**Data provided:**
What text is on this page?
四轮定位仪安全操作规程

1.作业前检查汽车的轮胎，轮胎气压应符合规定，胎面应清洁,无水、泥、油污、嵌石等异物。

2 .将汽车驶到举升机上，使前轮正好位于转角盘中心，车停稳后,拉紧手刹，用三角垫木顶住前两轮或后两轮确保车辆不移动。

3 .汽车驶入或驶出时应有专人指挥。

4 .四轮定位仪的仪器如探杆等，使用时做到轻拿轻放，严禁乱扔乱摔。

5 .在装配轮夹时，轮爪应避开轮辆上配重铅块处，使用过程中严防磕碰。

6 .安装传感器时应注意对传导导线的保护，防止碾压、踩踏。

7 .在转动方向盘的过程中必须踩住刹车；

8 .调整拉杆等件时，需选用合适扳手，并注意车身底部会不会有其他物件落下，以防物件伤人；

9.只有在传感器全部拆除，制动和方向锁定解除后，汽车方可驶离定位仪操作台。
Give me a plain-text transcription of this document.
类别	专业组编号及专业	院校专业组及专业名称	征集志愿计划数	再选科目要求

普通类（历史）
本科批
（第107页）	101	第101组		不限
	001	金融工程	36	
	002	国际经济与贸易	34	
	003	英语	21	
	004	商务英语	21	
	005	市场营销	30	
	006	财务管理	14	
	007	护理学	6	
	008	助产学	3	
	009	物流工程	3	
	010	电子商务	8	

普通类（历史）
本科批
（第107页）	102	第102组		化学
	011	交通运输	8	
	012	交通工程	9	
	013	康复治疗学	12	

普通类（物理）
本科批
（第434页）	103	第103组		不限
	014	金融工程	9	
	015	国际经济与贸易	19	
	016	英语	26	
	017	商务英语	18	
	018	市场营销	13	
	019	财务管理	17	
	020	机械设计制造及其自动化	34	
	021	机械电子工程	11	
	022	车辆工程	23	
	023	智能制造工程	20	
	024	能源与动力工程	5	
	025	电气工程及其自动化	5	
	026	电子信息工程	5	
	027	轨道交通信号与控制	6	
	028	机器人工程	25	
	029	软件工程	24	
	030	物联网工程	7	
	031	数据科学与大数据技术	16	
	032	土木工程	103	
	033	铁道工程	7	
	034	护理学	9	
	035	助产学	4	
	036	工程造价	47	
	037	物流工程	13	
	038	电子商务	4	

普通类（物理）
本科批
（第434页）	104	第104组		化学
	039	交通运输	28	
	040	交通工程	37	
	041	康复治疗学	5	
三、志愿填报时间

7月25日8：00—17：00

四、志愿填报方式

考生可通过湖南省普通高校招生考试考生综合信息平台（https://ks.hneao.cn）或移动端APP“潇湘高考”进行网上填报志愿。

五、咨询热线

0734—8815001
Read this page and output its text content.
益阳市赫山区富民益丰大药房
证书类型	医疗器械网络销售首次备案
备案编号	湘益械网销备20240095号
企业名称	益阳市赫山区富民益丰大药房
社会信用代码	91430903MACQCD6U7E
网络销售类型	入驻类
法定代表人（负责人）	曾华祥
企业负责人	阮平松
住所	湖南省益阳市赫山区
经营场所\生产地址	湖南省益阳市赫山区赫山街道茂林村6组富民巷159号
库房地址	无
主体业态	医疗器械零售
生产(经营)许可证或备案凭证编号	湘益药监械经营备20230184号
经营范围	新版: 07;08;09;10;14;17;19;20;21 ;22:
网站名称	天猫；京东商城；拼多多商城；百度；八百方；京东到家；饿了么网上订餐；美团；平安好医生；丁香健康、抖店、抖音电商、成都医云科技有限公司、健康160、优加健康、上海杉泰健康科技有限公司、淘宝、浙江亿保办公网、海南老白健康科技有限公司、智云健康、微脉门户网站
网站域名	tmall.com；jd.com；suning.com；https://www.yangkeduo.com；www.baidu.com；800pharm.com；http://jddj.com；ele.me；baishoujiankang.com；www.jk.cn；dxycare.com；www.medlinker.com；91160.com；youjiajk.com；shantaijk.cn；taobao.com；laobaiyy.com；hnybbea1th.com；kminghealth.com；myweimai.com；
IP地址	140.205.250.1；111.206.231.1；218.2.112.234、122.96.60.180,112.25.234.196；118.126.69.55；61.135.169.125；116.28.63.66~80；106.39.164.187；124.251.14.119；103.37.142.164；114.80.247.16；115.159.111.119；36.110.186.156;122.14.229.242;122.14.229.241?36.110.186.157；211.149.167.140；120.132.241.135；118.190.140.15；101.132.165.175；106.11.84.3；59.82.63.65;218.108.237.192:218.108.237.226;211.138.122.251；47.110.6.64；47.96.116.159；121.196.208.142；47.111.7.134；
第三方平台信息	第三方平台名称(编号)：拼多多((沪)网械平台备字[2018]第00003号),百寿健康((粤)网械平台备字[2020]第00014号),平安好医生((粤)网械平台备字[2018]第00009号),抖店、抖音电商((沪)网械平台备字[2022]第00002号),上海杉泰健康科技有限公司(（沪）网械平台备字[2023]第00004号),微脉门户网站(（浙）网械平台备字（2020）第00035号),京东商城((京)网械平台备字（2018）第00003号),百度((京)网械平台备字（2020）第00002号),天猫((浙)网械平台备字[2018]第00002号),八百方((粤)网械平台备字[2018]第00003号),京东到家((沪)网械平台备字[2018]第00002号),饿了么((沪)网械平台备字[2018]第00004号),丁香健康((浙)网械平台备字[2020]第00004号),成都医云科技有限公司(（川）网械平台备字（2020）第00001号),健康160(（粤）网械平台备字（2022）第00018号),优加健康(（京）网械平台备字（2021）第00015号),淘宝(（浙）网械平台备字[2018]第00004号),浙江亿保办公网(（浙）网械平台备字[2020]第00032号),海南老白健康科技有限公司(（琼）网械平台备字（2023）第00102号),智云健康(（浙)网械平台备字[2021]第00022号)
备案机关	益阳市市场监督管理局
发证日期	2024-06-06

**Problem details:**
Output the lines above verbatim and in full.

**Solution for this problem:**
What text is on this page?
四轮定位仪安全操作规程

1.作业前检查汽车的轮胎，轮胎气压应符合规定，胎面应清洁,无水、泥、油污、嵌石等异物。

2 .将汽车驶到举升机上，使前轮正好位于转角盘中心，车停稳后,拉紧手刹，用三角垫木顶住前两轮或后两轮确保车辆不移动。

3 .汽车驶入或驶出时应有专人指挥。

4 .四轮定位仪的仪器如探杆等，使用时做到轻拿轻放，严禁乱扔乱摔。

5 .在装配轮夹时，轮爪应避开轮辆上配重铅块处，使用过程中严防磕碰。

6 .安装传感器时应注意对传导导线的保护，防止碾压、踩踏。

7 .在转动方向盘的过程中必须踩住刹车；

8 .调整拉杆等件时，需选用合适扳手，并注意车身底部会不会有其他物件落下，以防物件伤人；

9.只有在传感器全部拆除，制动和方向锁定解除后，汽车方可驶离定位仪操作台。
Give me a plain-text transcription of this document.
类别	专业组编号及专业	院校专业组及专业名称	征集志愿计划数	再选科目要求

普通类（历史）
本科批
（第107页）	101	第101组		不限
	001	金融工程	36	
	002	国际经济与贸易	34	
	003	英语	21	
	004	商务英语	21	
	005	市场营销	30	
	006	财务管理	14	
	007	护理学	6	
	008	助产学	3	
	009	物流工程	3	
	010	电子商务	8	

普通类（历史）
本科批
（第107页）	102	第102组		化学
	011	交通运输	8	
	012	交通工程	9	
	013	康复治疗学	12	

普通类（物理）
本科批
（第434页）	103	第103组		不限
	014	金融工程	9	
	015	国际经济与贸易	19	
	016	英语	26	
	017	商务英语	18	
	018	市场营销	13	
	019	财务管理	17	
	020	机械设计制造及其自动化	34	
	021	机械电子工程	11	
	022	车辆工程	23	
	023	智能制造工程	20	
	024	能源与动力工程	5	
	025	电气工程及其自动化	5	
	026	电子信息工程	5	
	027	轨道交通信号与控制	6	
	028	机器人工程	25	
	029	软件工程	24	
	030	物联网工程	7	
	031	数据科学与大数据技术	16	
	032	土木工程	103	
	033	铁道工程	7	
	034	护理学	9	
	035	助产学	4	
	036	工程造价	47	
	037	物流工程	13	
	038	电子商务	4	

普通类（物理）
本科批
（第434页）	104	第104组		化学
	039	交通运输	28	
	040	交通工程	37	
	041	康复治疗学	5	
三、志愿填报时间

7月25日8：00—17：00

四、志愿填报方式

考生可通过湖南省普通高校招生考试考生综合信息平台（https://ks.hneao.cn）或移动端APP“潇湘高考”进行网上填报志愿。

五、咨询热线

0734—8815001
Read this page and output its text content.
益阳市赫山区富民益丰大药房
证书类型	医疗器械网络销售首次备案
备案编号	湘益械网销备20240095号
企业名称	益阳市赫山区富民益丰大药房
社会信用代码	91430903MACQCD6U7E
网络销售类型	入驻类
法定代表人（负责人）	曾华祥
企业负责人	阮平松
住所	湖南省益阳市赫山区
经营场所\生产地址	湖南省益阳市赫山区赫山街道茂林村6组富民巷159号
库房地址	无
主体业态	医疗器械零售
生产(经营)许可证或备案凭证编号	湘益药监械经营备20230184号
经营范围	新版: 07;08;09;10;14;17;19;20;21 ;22:
网站名称	天猫；京东商城；拼多多商城；百度；八百方；京东到家；饿了么网上订餐；美团；平安好医生；丁香健康、抖店、抖音电商、成都医云科技有限公司、健康160、优加健康、上海杉泰健康科技有限公司、淘宝、浙江亿保办公网、海南老白健康科技有限公司、智云健康、微脉门户网站
网站域名	tmall.com；jd.com；suning.com；https://www.yangkeduo.com；www.baidu.com；800pharm.com；http://jddj.com；ele.me；baishoujiankang.com；www.jk.cn；dxycare.com；www.medlinker.com；91160.com；youjiajk.com；shantaijk.cn；taobao.com；laobaiyy.com；hnybbea1th.com；kminghealth.com；myweimai.com；
IP地址	140.205.250.1；111.206.231.1；218.2.112.234、122.96.60.180,112.25.234.196；118.126.69.55；61.135.169.125；116.28.63.66~80；106.39.164.187；124.251.14.119；103.37.142.164；114.80.247.16；115.159.111.119；36.110.186.156;122.14.229.242;122.14.229.241?36.110.186.157；211.149.167.140；120.132.241.135；118.190.140.15；101.132.165.175；106.11.84.3；59.82.63.65;218.108.237.192:218.108.237.226;211.138.122.251；47.110.6.64；47.96.116.159；121.196.208.142；47.111.7.134；
第三方平台信息	第三方平台名称(编号)：拼多多((沪)网械平台备字[2018]第00003号),百寿健康((粤)网械平台备字[2020]第00014号),平安好医生((粤)网械平台备字[2018]第00009号),抖店、抖音电商((沪)网械平台备字[2022]第00002号),上海杉泰健康科技有限公司(（沪）网械平台备字[2023]第00004号),微脉门户网站(（浙）网械平台备字（2020）第00035号),京东商城((京)网械平台备字（2018）第00003号),百度((京)网械平台备字（2020）第00002号),天猫((浙)网械平台备字[2018]第00002号),八百方((粤)网械平台备字[2018]第00003号),京东到家((沪)网械平台备字[2018]第00002号),饿了么((沪)网械平台备字[2018]第00004号),丁香健康((浙)网械平台备字[2020]第00004号),成都医云科技有限公司(（川）网械平台备字（2020）第00001号),健康160(（粤）网械平台备字（2022）第00018号),优加健康(（京）网械平台备字（2021）第00015号),淘宝(（浙）网械平台备字[2018]第00004号),浙江亿保办公网(（浙）网械平台备字[2020]第00032号),海南老白健康科技有限公司(（琼）网械平台备字（2023）第00102号),智云健康(（浙)网械平台备字[2021]第00022号)
备案机关	益阳市市场监督管理局
发证日期	2024-06-06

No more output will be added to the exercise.